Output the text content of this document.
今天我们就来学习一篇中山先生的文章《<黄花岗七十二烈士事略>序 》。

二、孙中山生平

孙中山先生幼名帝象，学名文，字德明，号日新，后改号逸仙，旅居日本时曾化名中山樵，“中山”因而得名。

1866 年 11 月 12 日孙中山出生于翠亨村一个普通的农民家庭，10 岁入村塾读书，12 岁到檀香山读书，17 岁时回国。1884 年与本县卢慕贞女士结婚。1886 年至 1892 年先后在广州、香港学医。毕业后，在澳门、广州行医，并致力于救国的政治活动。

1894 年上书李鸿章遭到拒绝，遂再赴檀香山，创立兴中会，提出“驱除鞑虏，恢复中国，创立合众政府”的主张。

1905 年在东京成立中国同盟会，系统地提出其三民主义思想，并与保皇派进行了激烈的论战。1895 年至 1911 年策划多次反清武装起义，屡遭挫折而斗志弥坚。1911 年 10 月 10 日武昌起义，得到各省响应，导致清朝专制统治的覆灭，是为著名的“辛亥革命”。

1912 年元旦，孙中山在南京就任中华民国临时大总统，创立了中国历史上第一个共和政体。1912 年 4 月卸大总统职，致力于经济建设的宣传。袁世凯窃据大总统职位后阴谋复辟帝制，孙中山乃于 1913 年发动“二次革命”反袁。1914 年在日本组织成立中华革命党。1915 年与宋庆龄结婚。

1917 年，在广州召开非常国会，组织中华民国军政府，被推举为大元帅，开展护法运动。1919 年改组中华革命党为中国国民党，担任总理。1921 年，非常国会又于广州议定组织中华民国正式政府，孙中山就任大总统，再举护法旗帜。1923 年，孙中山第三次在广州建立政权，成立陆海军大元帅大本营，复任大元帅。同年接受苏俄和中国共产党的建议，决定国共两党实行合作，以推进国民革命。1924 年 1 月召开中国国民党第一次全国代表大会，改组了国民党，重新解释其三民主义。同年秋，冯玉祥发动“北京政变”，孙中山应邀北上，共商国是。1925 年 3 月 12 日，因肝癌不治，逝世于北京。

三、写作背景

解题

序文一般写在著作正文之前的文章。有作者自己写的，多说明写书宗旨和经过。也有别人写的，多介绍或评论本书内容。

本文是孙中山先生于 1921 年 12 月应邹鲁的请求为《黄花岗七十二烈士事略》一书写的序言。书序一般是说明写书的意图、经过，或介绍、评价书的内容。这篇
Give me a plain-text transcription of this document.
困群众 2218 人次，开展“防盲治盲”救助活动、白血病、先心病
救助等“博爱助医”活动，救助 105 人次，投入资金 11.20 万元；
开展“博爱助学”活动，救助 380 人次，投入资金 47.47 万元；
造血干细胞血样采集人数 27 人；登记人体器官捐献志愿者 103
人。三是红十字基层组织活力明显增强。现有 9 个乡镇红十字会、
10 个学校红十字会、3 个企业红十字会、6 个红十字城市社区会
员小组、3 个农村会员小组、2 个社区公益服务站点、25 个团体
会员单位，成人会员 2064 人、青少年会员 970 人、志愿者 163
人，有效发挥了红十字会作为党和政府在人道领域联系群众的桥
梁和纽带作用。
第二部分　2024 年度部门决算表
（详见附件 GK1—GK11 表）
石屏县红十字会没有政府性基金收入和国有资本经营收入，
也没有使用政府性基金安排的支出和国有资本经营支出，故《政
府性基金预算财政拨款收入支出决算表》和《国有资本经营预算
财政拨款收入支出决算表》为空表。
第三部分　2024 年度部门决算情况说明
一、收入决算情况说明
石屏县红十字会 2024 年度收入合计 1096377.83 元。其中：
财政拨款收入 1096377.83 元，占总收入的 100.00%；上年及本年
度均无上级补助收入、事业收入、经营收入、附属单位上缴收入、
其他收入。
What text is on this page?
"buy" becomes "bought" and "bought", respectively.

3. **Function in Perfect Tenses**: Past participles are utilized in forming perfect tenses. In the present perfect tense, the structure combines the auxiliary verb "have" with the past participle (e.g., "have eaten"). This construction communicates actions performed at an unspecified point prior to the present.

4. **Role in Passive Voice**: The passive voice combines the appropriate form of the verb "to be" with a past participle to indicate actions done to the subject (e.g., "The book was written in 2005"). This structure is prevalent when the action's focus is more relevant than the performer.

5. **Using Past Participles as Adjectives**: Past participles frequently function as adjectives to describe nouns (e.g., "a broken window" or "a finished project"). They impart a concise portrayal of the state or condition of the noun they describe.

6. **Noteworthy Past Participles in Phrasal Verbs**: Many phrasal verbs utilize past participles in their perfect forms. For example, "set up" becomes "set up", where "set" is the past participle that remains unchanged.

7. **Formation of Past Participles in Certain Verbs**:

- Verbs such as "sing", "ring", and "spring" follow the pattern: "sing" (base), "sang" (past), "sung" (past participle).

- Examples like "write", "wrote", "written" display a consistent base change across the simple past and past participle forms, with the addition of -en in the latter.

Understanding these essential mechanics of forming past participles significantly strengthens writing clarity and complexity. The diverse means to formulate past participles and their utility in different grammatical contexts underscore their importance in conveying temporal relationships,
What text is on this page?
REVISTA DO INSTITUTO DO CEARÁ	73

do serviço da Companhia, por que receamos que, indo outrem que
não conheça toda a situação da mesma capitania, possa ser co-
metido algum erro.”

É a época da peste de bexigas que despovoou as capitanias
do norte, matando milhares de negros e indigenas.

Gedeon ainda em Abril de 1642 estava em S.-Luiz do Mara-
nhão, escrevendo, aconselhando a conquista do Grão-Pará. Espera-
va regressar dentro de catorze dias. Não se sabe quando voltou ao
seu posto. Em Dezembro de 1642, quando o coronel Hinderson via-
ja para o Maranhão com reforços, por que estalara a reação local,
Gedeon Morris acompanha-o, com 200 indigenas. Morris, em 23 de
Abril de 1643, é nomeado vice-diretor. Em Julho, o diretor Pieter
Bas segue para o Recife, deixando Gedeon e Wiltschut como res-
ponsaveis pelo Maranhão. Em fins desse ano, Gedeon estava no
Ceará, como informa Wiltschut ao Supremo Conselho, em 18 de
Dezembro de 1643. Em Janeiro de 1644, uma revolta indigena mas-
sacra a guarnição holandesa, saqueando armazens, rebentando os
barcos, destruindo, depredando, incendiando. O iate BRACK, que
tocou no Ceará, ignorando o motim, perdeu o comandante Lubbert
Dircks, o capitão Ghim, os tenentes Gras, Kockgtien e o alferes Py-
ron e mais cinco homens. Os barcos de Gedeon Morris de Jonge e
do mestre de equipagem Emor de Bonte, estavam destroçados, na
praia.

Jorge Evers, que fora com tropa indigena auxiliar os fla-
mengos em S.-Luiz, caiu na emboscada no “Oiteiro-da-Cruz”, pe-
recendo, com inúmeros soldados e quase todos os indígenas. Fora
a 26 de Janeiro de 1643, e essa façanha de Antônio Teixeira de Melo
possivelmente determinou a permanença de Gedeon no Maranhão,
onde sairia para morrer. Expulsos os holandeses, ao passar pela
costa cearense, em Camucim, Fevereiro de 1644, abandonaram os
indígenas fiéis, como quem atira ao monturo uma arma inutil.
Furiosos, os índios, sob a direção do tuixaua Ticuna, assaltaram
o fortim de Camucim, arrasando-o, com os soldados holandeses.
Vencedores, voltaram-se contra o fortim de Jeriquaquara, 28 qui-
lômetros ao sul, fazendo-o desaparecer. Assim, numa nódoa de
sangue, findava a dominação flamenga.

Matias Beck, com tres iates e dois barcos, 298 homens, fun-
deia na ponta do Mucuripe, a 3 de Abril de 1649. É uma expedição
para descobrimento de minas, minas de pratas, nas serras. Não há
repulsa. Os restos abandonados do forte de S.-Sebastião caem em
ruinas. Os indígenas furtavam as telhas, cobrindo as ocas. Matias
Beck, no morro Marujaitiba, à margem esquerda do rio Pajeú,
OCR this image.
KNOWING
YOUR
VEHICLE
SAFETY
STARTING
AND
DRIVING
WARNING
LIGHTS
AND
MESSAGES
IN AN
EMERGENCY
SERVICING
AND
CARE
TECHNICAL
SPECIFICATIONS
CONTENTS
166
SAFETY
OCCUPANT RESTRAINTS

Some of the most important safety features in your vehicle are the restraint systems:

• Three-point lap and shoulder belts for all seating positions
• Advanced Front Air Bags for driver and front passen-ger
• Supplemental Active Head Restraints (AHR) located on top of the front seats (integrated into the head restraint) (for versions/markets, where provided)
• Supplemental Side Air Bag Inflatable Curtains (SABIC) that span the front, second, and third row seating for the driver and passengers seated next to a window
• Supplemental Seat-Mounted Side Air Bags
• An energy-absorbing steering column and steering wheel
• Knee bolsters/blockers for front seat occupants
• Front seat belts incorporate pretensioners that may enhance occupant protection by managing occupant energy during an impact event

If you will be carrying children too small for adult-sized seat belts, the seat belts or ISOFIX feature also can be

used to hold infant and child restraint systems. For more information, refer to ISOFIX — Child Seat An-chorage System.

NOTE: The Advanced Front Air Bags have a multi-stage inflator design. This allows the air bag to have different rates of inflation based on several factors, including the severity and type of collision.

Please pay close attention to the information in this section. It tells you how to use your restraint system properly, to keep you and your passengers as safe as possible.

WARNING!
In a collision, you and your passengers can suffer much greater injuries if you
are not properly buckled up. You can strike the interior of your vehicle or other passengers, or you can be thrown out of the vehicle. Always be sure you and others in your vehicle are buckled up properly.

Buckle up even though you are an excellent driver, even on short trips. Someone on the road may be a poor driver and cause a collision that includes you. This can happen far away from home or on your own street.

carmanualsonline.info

What you will do -> Report the number of lines that include the string "Supplemental"; return nothing but the count.

Response -> 3